Dataset items:
★ ★ ★ ★

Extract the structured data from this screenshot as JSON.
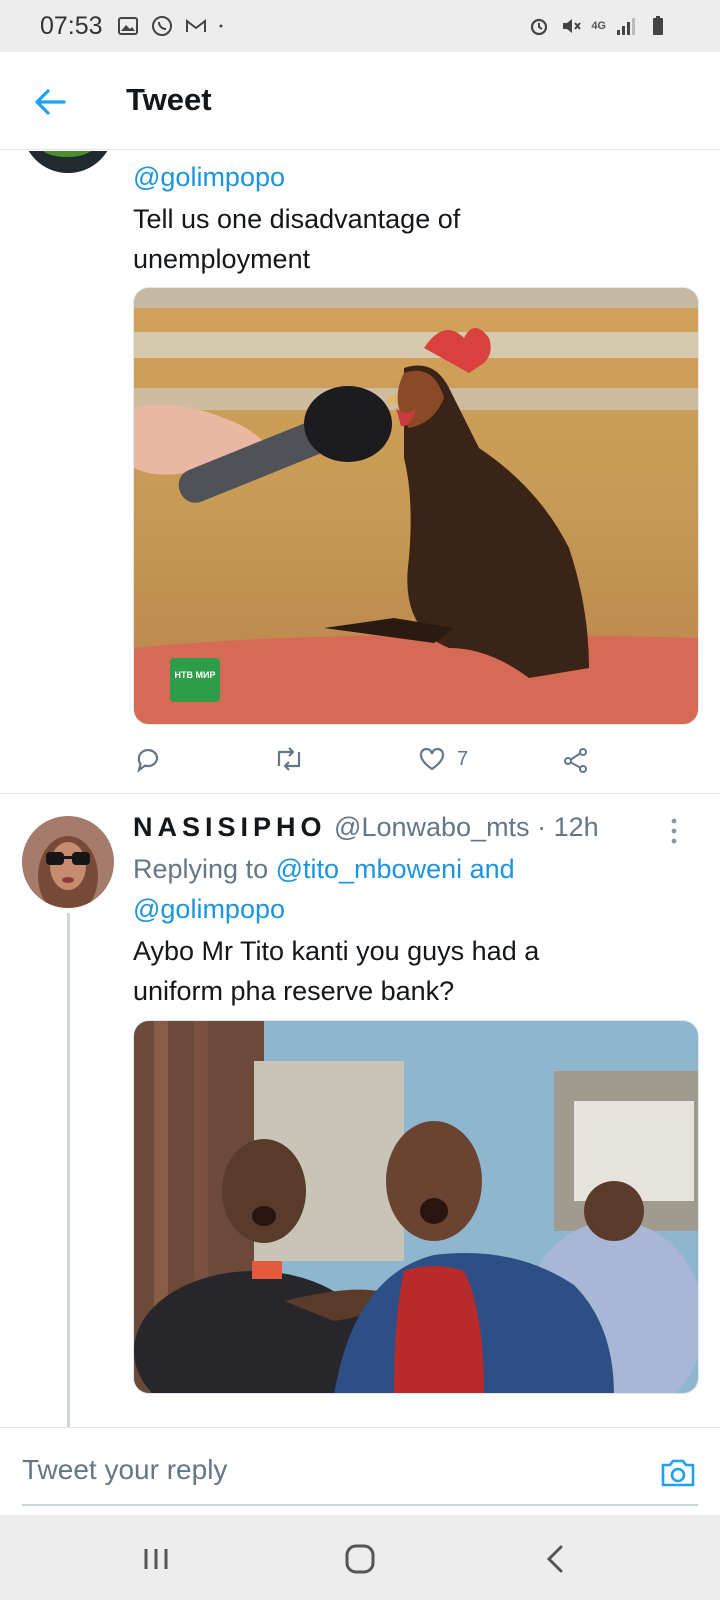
{
  "status_bar": {
    "time": "07:53",
    "left_icons": [
      "gallery-icon",
      "whatsapp-icon",
      "gmail-icon",
      "dot-icon"
    ],
    "right_icons": [
      "alarm-icon",
      "mute-icon",
      "4g-icon",
      "signal-icon",
      "battery-icon"
    ],
    "network": "4G"
  },
  "header": {
    "title": "Tweet",
    "back_icon": "arrow-left-icon"
  },
  "tweets": [
    {
      "replying_to": "@golimpopo",
      "text": "Tell us one disadvantage of unemployment",
      "text_line1": "Tell us one disadvantage of",
      "text_line2": "unemployment",
      "media_description": "rooster interviewed with microphone",
      "media_watermark": "НТВ МИР",
      "actions": {
        "reply_icon": "reply-icon",
        "retweet_icon": "retweet-icon",
        "like_icon": "heart-icon",
        "like_count": "7",
        "share_icon": "share-icon"
      }
    },
    {
      "display_name": "NASISIPHO",
      "handle": "@Lonwabo_mts",
      "separator": "·",
      "time": "12h",
      "replying_prefix": "Replying to",
      "replying_to_1": "@tito_mboweni and",
      "replying_to_2": "@golimpopo",
      "text_line1": "Aybo Mr Tito kanti you guys had a",
      "text_line2": "uniform pha reserve bank?",
      "media_description": "two men singing outdoors"
    }
  ],
  "reply_bar": {
    "placeholder": "Tweet your reply",
    "camera_icon": "camera-icon"
  },
  "nav_bar": {
    "recents_icon": "recents-icon",
    "home_icon": "home-icon",
    "back_icon": "back-icon"
  },
  "colors": {
    "accent": "#1da1f2",
    "link": "#1b95e0",
    "muted": "#657786"
  }
}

★ ★ ★ ★

WHAT TO PRODUCE
Reproduce each line of the records exactly, and omit every picture.

TASK RESPONSE
Extract the structured data from this screenshot as JSON.
{
  "status_bar": {
    "time": "07:53",
    "left_icons": [
      "gallery-icon",
      "whatsapp-icon",
      "gmail-icon",
      "dot-icon"
    ],
    "right_icons": [
      "alarm-icon",
      "mute-icon",
      "4g-icon",
      "signal-icon",
      "battery-icon"
    ],
    "network": "4G"
  },
  "header": {
    "title": "Tweet",
    "back_icon": "arrow-left-icon"
  },
  "tweets": [
    {
      "replying_to": "@golimpopo",
      "text": "Tell us one disadvantage of unemployment",
      "text_line1": "Tell us one disadvantage of",
      "text_line2": "unemployment",
      "media_description": "rooster interviewed with microphone",
      "media_watermark": "НТВ МИР",
      "actions": {
        "reply_icon": "reply-icon",
        "retweet_icon": "retweet-icon",
        "like_icon": "heart-icon",
        "like_count": "7",
        "share_icon": "share-icon"
      }
    },
    {
      "display_name": "NASISIPHO",
      "handle": "@Lonwabo_mts",
      "separator": "·",
      "time": "12h",
      "replying_prefix": "Replying to",
      "replying_to_1": "@tito_mboweni and",
      "replying_to_2": "@golimpopo",
      "text_line1": "Aybo Mr Tito kanti you guys had a",
      "text_line2": "uniform pha reserve bank?",
      "media_description": "two men singing outdoors"
    }
  ],
  "reply_bar": {
    "placeholder": "Tweet your reply",
    "camera_icon": "camera-icon"
  },
  "nav_bar": {
    "recents_icon": "recents-icon",
    "home_icon": "home-icon",
    "back_icon": "back-icon"
  },
  "colors": {
    "accent": "#1da1f2",
    "link": "#1b95e0",
    "muted": "#657786"
  }
}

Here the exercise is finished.